### What the task requires
Please output the lines shown below exactly as they appear.

[Recorded data]
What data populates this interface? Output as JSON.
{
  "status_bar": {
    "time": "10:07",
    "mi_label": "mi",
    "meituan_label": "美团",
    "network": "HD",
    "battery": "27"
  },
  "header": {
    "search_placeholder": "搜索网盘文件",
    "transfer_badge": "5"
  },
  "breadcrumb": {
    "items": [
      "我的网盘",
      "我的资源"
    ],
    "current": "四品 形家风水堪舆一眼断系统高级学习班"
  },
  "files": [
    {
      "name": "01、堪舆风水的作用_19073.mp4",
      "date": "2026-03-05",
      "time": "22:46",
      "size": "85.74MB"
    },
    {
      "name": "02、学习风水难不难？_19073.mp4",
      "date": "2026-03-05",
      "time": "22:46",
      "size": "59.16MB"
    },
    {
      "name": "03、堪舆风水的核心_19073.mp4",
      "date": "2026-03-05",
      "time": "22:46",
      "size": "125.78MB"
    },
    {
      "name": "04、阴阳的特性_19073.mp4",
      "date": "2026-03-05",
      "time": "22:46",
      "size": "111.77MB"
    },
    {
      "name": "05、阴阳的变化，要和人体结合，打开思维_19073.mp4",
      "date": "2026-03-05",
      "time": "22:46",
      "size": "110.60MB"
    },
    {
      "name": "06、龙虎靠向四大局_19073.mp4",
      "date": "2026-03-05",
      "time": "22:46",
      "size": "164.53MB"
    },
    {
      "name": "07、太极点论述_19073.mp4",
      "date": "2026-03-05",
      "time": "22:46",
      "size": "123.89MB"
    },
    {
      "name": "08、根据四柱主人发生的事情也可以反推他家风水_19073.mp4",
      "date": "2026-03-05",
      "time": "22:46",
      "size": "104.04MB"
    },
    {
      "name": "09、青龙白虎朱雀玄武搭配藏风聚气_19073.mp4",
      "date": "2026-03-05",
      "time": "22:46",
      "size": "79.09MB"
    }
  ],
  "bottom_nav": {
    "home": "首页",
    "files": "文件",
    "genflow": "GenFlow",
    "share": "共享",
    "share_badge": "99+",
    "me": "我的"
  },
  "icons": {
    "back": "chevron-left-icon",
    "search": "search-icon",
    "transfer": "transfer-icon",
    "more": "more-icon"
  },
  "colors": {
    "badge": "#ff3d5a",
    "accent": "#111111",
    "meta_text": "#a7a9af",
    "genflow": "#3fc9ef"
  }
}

### Task solution
What data populates this interface? Output as JSON.
{
  "status_bar": {
    "time": "10:07",
    "mi_label": "mi",
    "meituan_label": "美团",
    "network": "HD",
    "battery": "27"
  },
  "header": {
    "search_placeholder": "搜索网盘文件",
    "transfer_badge": "5"
  },
  "breadcrumb": {
    "items": [
      "我的网盘",
      "我的资源"
    ],
    "current": "四品 形家风水堪舆一眼断系统高级学习班"
  },
  "files": [
    {
      "name": "01、堪舆风水的作用_19073.mp4",
      "date": "2026-03-05",
      "time": "22:46",
      "size": "85.74MB"
    },
    {
      "name": "02、学习风水难不难？_19073.mp4",
      "date": "2026-03-05",
      "time": "22:46",
      "size": "59.16MB"
    },
    {
      "name": "03、堪舆风水的核心_19073.mp4",
      "date": "2026-03-05",
      "time": "22:46",
      "size": "125.78MB"
    },
    {
      "name": "04、阴阳的特性_19073.mp4",
      "date": "2026-03-05",
      "time": "22:46",
      "size": "111.77MB"
    },
    {
      "name": "05、阴阳的变化，要和人体结合，打开思维_19073.mp4",
      "date": "2026-03-05",
      "time": "22:46",
      "size": "110.60MB"
    },
    {
      "name": "06、龙虎靠向四大局_19073.mp4",
      "date": "2026-03-05",
      "time": "22:46",
      "size": "164.53MB"
    },
    {
      "name": "07、太极点论述_19073.mp4",
      "date": "2026-03-05",
      "time": "22:46",
      "size": "123.89MB"
    },
    {
      "name": "08、根据四柱主人发生的事情也可以反推他家风水_19073.mp4",
      "date": "2026-03-05",
      "time": "22:46",
      "size": "104.04MB"
    },
    {
      "name": "09、青龙白虎朱雀玄武搭配藏风聚气_19073.mp4",
      "date": "2026-03-05",
      "time": "22:46",
      "size": "79.09MB"
    }
  ],
  "bottom_nav": {
    "home": "首页",
    "files": "文件",
    "genflow": "GenFlow",
    "share": "共享",
    "share_badge": "99+",
    "me": "我的"
  },
  "icons": {
    "back": "chevron-left-icon",
    "search": "search-icon",
    "transfer": "transfer-icon",
    "more": "more-icon"
  },
  "colors": {
    "badge": "#ff3d5a",
    "accent": "#111111",
    "meta_text": "#a7a9af",
    "genflow": "#3fc9ef"
  }
}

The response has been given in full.